◆ **YOUR GOAL**
Every record below should be printed exactly as it appears.

━━━━━ EXERCISE MATERIAL ━━━━━

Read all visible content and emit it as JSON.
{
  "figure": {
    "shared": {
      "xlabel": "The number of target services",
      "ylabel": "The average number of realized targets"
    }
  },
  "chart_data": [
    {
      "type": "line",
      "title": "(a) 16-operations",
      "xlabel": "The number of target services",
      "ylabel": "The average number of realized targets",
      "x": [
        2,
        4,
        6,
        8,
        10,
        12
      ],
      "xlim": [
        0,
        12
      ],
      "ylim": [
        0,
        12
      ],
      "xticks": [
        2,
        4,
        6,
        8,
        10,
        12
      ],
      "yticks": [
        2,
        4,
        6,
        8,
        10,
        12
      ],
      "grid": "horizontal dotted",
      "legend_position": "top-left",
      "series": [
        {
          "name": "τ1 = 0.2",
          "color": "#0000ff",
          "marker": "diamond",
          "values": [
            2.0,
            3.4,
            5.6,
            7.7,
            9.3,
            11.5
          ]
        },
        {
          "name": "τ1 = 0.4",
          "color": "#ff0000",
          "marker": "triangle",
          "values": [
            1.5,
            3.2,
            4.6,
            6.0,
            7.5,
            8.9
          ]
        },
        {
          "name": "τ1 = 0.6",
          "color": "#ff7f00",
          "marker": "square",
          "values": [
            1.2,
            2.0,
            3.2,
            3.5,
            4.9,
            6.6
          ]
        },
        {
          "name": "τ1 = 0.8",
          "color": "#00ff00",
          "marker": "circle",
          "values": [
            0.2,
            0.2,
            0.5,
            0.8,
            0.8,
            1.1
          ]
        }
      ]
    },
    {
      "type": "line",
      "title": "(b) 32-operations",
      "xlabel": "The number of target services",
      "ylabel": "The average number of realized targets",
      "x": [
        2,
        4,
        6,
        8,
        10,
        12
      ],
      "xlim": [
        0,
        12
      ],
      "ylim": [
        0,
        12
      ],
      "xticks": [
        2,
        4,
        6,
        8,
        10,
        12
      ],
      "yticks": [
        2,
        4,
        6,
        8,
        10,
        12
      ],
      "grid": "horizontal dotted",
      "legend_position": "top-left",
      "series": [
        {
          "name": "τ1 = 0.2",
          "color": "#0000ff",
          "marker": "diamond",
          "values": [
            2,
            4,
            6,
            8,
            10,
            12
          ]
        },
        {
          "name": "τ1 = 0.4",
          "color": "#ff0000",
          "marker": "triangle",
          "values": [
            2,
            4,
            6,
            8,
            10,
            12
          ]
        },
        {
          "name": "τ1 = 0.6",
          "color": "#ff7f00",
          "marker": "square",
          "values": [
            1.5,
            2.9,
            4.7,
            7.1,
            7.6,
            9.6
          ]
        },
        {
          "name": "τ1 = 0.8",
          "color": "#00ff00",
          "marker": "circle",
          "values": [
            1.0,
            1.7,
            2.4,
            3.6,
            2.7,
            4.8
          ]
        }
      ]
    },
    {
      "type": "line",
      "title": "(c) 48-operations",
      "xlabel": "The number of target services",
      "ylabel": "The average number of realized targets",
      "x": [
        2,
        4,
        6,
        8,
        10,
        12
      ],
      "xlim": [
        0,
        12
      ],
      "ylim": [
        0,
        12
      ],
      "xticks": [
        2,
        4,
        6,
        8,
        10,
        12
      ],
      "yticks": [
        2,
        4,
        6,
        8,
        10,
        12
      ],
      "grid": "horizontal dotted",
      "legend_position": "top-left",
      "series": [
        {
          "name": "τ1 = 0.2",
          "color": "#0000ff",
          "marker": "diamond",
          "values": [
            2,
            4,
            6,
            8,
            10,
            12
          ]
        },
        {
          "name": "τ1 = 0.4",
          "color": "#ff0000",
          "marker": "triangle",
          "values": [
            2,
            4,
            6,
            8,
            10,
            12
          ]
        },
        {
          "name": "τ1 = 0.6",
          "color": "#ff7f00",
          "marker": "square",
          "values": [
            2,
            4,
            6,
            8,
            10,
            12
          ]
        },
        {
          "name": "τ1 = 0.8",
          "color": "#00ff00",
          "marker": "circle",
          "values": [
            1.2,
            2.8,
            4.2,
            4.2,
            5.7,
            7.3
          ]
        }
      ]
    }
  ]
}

━━━━━

◆ **EXERCISE ANSWER**
Read all visible content and emit it as JSON.
{
  "figure": {
    "shared": {
      "xlabel": "The number of target services",
      "ylabel": "The average number of realized targets"
    }
  },
  "chart_data": [
    {
      "type": "line",
      "title": "(a) 16-operations",
      "xlabel": "The number of target services",
      "ylabel": "The average number of realized targets",
      "x": [
        2,
        4,
        6,
        8,
        10,
        12
      ],
      "xlim": [
        0,
        12
      ],
      "ylim": [
        0,
        12
      ],
      "xticks": [
        2,
        4,
        6,
        8,
        10,
        12
      ],
      "yticks": [
        2,
        4,
        6,
        8,
        10,
        12
      ],
      "grid": "horizontal dotted",
      "legend_position": "top-left",
      "series": [
        {
          "name": "τ1 = 0.2",
          "color": "#0000ff",
          "marker": "diamond",
          "values": [
            2.0,
            3.4,
            5.6,
            7.7,
            9.3,
            11.5
          ]
        },
        {
          "name": "τ1 = 0.4",
          "color": "#ff0000",
          "marker": "triangle",
          "values": [
            1.5,
            3.2,
            4.6,
            6.0,
            7.5,
            8.9
          ]
        },
        {
          "name": "τ1 = 0.6",
          "color": "#ff7f00",
          "marker": "square",
          "values": [
            1.2,
            2.0,
            3.2,
            3.5,
            4.9,
            6.6
          ]
        },
        {
          "name": "τ1 = 0.8",
          "color": "#00ff00",
          "marker": "circle",
          "values": [
            0.2,
            0.2,
            0.5,
            0.8,
            0.8,
            1.1
          ]
        }
      ]
    },
    {
      "type": "line",
      "title": "(b) 32-operations",
      "xlabel": "The number of target services",
      "ylabel": "The average number of realized targets",
      "x": [
        2,
        4,
        6,
        8,
        10,
        12
      ],
      "xlim": [
        0,
        12
      ],
      "ylim": [
        0,
        12
      ],
      "xticks": [
        2,
        4,
        6,
        8,
        10,
        12
      ],
      "yticks": [
        2,
        4,
        6,
        8,
        10,
        12
      ],
      "grid": "horizontal dotted",
      "legend_position": "top-left",
      "series": [
        {
          "name": "τ1 = 0.2",
          "color": "#0000ff",
          "marker": "diamond",
          "values": [
            2,
            4,
            6,
            8,
            10,
            12
          ]
        },
        {
          "name": "τ1 = 0.4",
          "color": "#ff0000",
          "marker": "triangle",
          "values": [
            2,
            4,
            6,
            8,
            10,
            12
          ]
        },
        {
          "name": "τ1 = 0.6",
          "color": "#ff7f00",
          "marker": "square",
          "values": [
            1.5,
            2.9,
            4.7,
            7.1,
            7.6,
            9.6
          ]
        },
        {
          "name": "τ1 = 0.8",
          "color": "#00ff00",
          "marker": "circle",
          "values": [
            1.0,
            1.7,
            2.4,
            3.6,
            2.7,
            4.8
          ]
        }
      ]
    },
    {
      "type": "line",
      "title": "(c) 48-operations",
      "xlabel": "The number of target services",
      "ylabel": "The average number of realized targets",
      "x": [
        2,
        4,
        6,
        8,
        10,
        12
      ],
      "xlim": [
        0,
        12
      ],
      "ylim": [
        0,
        12
      ],
      "xticks": [
        2,
        4,
        6,
        8,
        10,
        12
      ],
      "yticks": [
        2,
        4,
        6,
        8,
        10,
        12
      ],
      "grid": "horizontal dotted",
      "legend_position": "top-left",
      "series": [
        {
          "name": "τ1 = 0.2",
          "color": "#0000ff",
          "marker": "diamond",
          "values": [
            2,
            4,
            6,
            8,
            10,
            12
          ]
        },
        {
          "name": "τ1 = 0.4",
          "color": "#ff0000",
          "marker": "triangle",
          "values": [
            2,
            4,
            6,
            8,
            10,
            12
          ]
        },
        {
          "name": "τ1 = 0.6",
          "color": "#ff7f00",
          "marker": "square",
          "values": [
            2,
            4,
            6,
            8,
            10,
            12
          ]
        },
        {
          "name": "τ1 = 0.8",
          "color": "#00ff00",
          "marker": "circle",
          "values": [
            1.2,
            2.8,
            4.2,
            4.2,
            5.7,
            7.3
          ]
        }
      ]
    }
  ]
}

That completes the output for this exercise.